• [GIVEN EXERCISE] Would you restate all the data that follows, word for word?

• [SUPPLIED DATA]

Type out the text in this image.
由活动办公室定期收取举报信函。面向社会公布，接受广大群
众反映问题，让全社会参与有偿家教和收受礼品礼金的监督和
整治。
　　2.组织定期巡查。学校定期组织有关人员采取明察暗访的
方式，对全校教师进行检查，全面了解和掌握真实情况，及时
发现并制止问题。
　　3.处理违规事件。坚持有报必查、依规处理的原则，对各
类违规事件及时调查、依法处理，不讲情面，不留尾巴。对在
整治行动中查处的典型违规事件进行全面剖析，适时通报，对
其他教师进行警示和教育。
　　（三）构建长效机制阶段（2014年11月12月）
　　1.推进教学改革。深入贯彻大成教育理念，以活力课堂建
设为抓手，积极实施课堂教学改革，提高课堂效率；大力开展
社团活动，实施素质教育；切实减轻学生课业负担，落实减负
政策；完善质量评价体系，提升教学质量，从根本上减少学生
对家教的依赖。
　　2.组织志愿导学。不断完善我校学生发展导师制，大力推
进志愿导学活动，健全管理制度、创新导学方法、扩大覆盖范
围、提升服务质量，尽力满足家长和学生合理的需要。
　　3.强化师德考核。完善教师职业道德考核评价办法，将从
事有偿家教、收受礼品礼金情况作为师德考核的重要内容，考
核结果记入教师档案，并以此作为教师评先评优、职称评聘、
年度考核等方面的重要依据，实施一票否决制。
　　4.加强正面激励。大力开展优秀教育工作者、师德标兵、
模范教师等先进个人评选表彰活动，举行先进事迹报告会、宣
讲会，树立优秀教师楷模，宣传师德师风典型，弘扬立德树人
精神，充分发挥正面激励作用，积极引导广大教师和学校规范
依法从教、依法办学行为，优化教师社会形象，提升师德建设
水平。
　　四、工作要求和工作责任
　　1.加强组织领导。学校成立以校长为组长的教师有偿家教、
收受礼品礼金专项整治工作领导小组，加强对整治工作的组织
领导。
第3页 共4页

• [SOLUTION TO THE EXERCISE]
Type out the text in this image.
由活动办公室定期收取举报信函。面向社会公布，接受广大群
众反映问题，让全社会参与有偿家教和收受礼品礼金的监督和
整治。
　　2.组织定期巡查。学校定期组织有关人员采取明察暗访的
方式，对全校教师进行检查，全面了解和掌握真实情况，及时
发现并制止问题。
　　3.处理违规事件。坚持有报必查、依规处理的原则，对各
类违规事件及时调查、依法处理，不讲情面，不留尾巴。对在
整治行动中查处的典型违规事件进行全面剖析，适时通报，对
其他教师进行警示和教育。
　　（三）构建长效机制阶段（2014年11月12月）
　　1.推进教学改革。深入贯彻大成教育理念，以活力课堂建
设为抓手，积极实施课堂教学改革，提高课堂效率；大力开展
社团活动，实施素质教育；切实减轻学生课业负担，落实减负
政策；完善质量评价体系，提升教学质量，从根本上减少学生
对家教的依赖。
　　2.组织志愿导学。不断完善我校学生发展导师制，大力推
进志愿导学活动，健全管理制度、创新导学方法、扩大覆盖范
围、提升服务质量，尽力满足家长和学生合理的需要。
　　3.强化师德考核。完善教师职业道德考核评价办法，将从
事有偿家教、收受礼品礼金情况作为师德考核的重要内容，考
核结果记入教师档案，并以此作为教师评先评优、职称评聘、
年度考核等方面的重要依据，实施一票否决制。
　　4.加强正面激励。大力开展优秀教育工作者、师德标兵、
模范教师等先进个人评选表彰活动，举行先进事迹报告会、宣
讲会，树立优秀教师楷模，宣传师德师风典型，弘扬立德树人
精神，充分发挥正面激励作用，积极引导广大教师和学校规范
依法从教、依法办学行为，优化教师社会形象，提升师德建设
水平。
　　四、工作要求和工作责任
　　1.加强组织领导。学校成立以校长为组长的教师有偿家教、
收受礼品礼金专项整治工作领导小组，加强对整治工作的组织
领导。
第3页 共4页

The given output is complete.